-------- Given data --------
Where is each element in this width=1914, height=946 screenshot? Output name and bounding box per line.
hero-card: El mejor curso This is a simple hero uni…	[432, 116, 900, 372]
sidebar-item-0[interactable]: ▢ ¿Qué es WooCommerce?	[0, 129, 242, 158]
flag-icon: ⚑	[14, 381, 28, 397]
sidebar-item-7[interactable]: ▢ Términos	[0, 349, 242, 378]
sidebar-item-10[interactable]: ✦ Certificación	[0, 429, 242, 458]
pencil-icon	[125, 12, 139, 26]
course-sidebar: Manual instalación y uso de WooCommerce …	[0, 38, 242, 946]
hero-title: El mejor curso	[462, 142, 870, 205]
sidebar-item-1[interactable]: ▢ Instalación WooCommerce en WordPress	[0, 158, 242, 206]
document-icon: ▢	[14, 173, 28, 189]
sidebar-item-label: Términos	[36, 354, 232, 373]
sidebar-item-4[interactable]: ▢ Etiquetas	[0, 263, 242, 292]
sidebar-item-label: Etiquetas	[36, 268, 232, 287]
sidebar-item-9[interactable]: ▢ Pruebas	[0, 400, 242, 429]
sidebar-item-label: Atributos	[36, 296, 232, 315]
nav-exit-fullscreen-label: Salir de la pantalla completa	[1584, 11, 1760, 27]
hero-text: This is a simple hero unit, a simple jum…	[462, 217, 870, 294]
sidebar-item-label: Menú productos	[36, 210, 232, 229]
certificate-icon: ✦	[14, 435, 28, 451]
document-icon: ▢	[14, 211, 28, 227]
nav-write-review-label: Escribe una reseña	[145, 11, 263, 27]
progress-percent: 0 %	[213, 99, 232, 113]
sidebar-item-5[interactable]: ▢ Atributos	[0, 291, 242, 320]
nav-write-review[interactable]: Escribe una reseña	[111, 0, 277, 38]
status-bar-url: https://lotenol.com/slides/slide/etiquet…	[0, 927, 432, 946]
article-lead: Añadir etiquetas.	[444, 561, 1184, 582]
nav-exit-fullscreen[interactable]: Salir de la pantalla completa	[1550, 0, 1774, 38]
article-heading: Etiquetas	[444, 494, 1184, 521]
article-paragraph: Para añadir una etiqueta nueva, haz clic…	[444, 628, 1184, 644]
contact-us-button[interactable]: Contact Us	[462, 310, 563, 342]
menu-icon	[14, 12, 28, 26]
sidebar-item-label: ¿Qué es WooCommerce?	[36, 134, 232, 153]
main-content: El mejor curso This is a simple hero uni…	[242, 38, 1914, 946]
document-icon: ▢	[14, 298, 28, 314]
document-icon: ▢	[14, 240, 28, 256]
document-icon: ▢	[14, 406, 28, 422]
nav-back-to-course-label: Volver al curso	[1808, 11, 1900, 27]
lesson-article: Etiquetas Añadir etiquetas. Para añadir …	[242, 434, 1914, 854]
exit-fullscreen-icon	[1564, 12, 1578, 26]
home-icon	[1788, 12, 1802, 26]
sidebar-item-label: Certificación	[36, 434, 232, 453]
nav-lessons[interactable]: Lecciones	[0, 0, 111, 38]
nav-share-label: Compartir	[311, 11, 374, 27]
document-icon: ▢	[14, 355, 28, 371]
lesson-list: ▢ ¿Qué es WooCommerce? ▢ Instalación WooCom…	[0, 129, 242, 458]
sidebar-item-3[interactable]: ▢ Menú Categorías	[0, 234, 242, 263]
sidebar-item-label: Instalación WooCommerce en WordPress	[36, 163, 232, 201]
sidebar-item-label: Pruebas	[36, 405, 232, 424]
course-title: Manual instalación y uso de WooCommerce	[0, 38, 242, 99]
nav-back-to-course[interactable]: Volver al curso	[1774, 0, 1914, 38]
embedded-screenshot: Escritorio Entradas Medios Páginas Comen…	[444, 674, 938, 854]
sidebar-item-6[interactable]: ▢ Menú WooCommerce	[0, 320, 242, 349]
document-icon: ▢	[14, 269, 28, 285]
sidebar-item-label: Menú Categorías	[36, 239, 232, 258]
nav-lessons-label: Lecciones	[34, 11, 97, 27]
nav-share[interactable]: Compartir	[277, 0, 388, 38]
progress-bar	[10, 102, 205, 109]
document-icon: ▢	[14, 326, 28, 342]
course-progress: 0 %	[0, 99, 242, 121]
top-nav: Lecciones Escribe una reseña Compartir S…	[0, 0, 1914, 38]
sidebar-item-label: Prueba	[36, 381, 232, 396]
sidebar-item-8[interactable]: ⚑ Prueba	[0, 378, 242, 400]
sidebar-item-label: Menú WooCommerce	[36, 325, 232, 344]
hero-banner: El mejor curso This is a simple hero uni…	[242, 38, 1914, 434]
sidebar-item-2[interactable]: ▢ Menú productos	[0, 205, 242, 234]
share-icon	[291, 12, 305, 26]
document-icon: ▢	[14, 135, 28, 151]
--------
Copy the records word for word, starting with their first line and ending with the line that contains "263, 242, 292]".

Where is each element in this width=1914, height=946 screenshot? Output name and bounding box per line.
hero-card: El mejor curso This is a simple hero uni…	[432, 116, 900, 372]
sidebar-item-0[interactable]: ▢ ¿Qué es WooCommerce?	[0, 129, 242, 158]
flag-icon: ⚑	[14, 381, 28, 397]
sidebar-item-7[interactable]: ▢ Términos	[0, 349, 242, 378]
sidebar-item-10[interactable]: ✦ Certificación	[0, 429, 242, 458]
pencil-icon	[125, 12, 139, 26]
course-sidebar: Manual instalación y uso de WooCommerce …	[0, 38, 242, 946]
hero-title: El mejor curso	[462, 142, 870, 205]
sidebar-item-1[interactable]: ▢ Instalación WooCommerce en WordPress	[0, 158, 242, 206]
document-icon: ▢	[14, 173, 28, 189]
sidebar-item-label: Términos	[36, 354, 232, 373]
sidebar-item-4[interactable]: ▢ Etiquetas	[0, 263, 242, 292]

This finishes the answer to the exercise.